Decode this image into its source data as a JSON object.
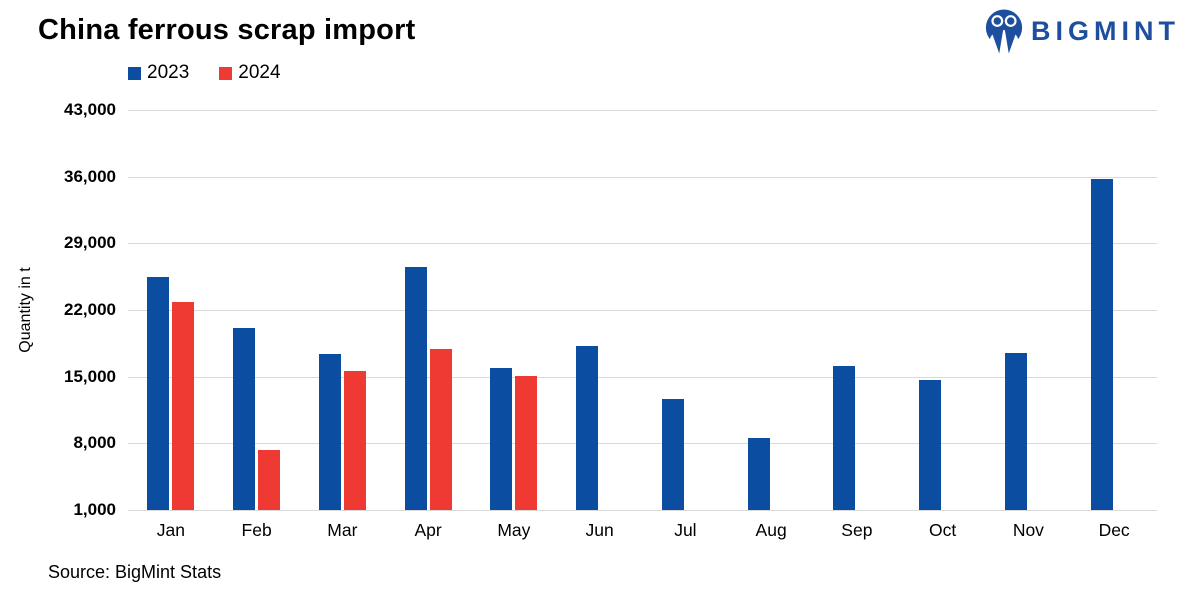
{
  "header": {
    "title": "China ferrous scrap import",
    "logo_text": "BIGMINT",
    "logo_color": "#1d4f9e"
  },
  "footer": {
    "source": "Source: BigMint Stats"
  },
  "chart_data": {
    "type": "bar",
    "title": "China ferrous scrap import",
    "xlabel": "",
    "ylabel": "Quantity in t",
    "categories": [
      "Jan",
      "Feb",
      "Mar",
      "Apr",
      "May",
      "Jun",
      "Jul",
      "Aug",
      "Sep",
      "Oct",
      "Nov",
      "Dec"
    ],
    "series": [
      {
        "name": "2023",
        "color": "#0b4da1",
        "values": [
          25500,
          20100,
          17400,
          26500,
          15900,
          18200,
          12700,
          8600,
          16100,
          14600,
          17500,
          35800
        ]
      },
      {
        "name": "2024",
        "color": "#ee3a32",
        "values": [
          22800,
          7300,
          15600,
          17900,
          15100,
          null,
          null,
          null,
          null,
          null,
          null,
          null
        ]
      }
    ],
    "ylim": [
      1000,
      43000
    ],
    "yticks": [
      1000,
      8000,
      15000,
      22000,
      29000,
      36000,
      43000
    ],
    "ytick_labels": [
      "1,000",
      "8,000",
      "15,000",
      "22,000",
      "29,000",
      "36,000",
      "43,000"
    ],
    "grid": true,
    "legend_position": "top-left",
    "gridline_color": "#d9d9d9"
  }
}
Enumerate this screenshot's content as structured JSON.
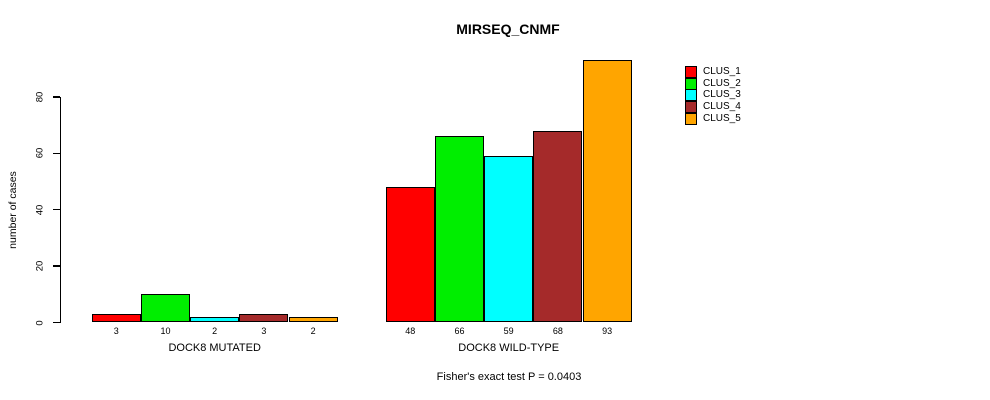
{
  "chart_data": {
    "type": "bar",
    "title": "MIRSEQ_CNMF",
    "ylabel": "number of cases",
    "xlabel": "",
    "ylim": [
      0,
      93
    ],
    "grid": false,
    "legend_position": "right",
    "bar_border_color": "#000000",
    "categories": [
      "DOCK8 MUTATED",
      "DOCK8 WILD-TYPE"
    ],
    "series": [
      {
        "name": "CLUS_1",
        "color": "#ff0000",
        "values": [
          3,
          48
        ]
      },
      {
        "name": "CLUS_2",
        "color": "#00ee00",
        "values": [
          10,
          66
        ]
      },
      {
        "name": "CLUS_3",
        "color": "#00ffff",
        "values": [
          2,
          59
        ]
      },
      {
        "name": "CLUS_4",
        "color": "#a52a2a",
        "values": [
          3,
          68
        ]
      },
      {
        "name": "CLUS_5",
        "color": "#ffa500",
        "values": [
          2,
          93
        ]
      }
    ],
    "y_axis": {
      "ticks": [
        0,
        20,
        40,
        60,
        80
      ]
    },
    "value_labels": {
      "DOCK8 MUTATED": [
        "3",
        "10",
        "2",
        "3",
        "2"
      ],
      "DOCK8 WILD-TYPE": [
        "48",
        "66",
        "59",
        "68",
        "93"
      ]
    },
    "annotation": "Fisher's exact test P = 0.0403"
  }
}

- Directions
In your copy, repeat each record exactly and include no pictures.

- Solution below
Decode this image into its source data as a JSON object.
{
  "header": {
    "title": "China ferrous scrap import",
    "logo_text": "BIGMINT",
    "logo_color": "#1d4f9e"
  },
  "footer": {
    "source": "Source: BigMint Stats"
  },
  "chart_data": {
    "type": "bar",
    "title": "China ferrous scrap import",
    "xlabel": "",
    "ylabel": "Quantity in t",
    "categories": [
      "Jan",
      "Feb",
      "Mar",
      "Apr",
      "May",
      "Jun",
      "Jul",
      "Aug",
      "Sep",
      "Oct",
      "Nov",
      "Dec"
    ],
    "series": [
      {
        "name": "2023",
        "color": "#0b4da1",
        "values": [
          25500,
          20100,
          17400,
          26500,
          15900,
          18200,
          12700,
          8600,
          16100,
          14600,
          17500,
          35800
        ]
      },
      {
        "name": "2024",
        "color": "#ee3a32",
        "values": [
          22800,
          7300,
          15600,
          17900,
          15100,
          null,
          null,
          null,
          null,
          null,
          null,
          null
        ]
      }
    ],
    "ylim": [
      1000,
      43000
    ],
    "yticks": [
      1000,
      8000,
      15000,
      22000,
      29000,
      36000,
      43000
    ],
    "ytick_labels": [
      "1,000",
      "8,000",
      "15,000",
      "22,000",
      "29,000",
      "36,000",
      "43,000"
    ],
    "grid": true,
    "legend_position": "top-left",
    "gridline_color": "#d9d9d9"
  }
}
Enumerate this screenshot's content as structured JSON.
{
  "chart_data": {
    "type": "bar",
    "title": "MIRSEQ_CNMF",
    "ylabel": "number of cases",
    "xlabel": "",
    "ylim": [
      0,
      93
    ],
    "grid": false,
    "legend_position": "right",
    "bar_border_color": "#000000",
    "categories": [
      "DOCK8 MUTATED",
      "DOCK8 WILD-TYPE"
    ],
    "series": [
      {
        "name": "CLUS_1",
        "color": "#ff0000",
        "values": [
          3,
          48
        ]
      },
      {
        "name": "CLUS_2",
        "color": "#00ee00",
        "values": [
          10,
          66
        ]
      },
      {
        "name": "CLUS_3",
        "color": "#00ffff",
        "values": [
          2,
          59
        ]
      },
      {
        "name": "CLUS_4",
        "color": "#a52a2a",
        "values": [
          3,
          68
        ]
      },
      {
        "name": "CLUS_5",
        "color": "#ffa500",
        "values": [
          2,
          93
        ]
      }
    ],
    "y_axis": {
      "ticks": [
        0,
        20,
        40,
        60,
        80
      ]
    },
    "value_labels": {
      "DOCK8 MUTATED": [
        "3",
        "10",
        "2",
        "3",
        "2"
      ],
      "DOCK8 WILD-TYPE": [
        "48",
        "66",
        "59",
        "68",
        "93"
      ]
    },
    "annotation": "Fisher's exact test P = 0.0403"
  }
}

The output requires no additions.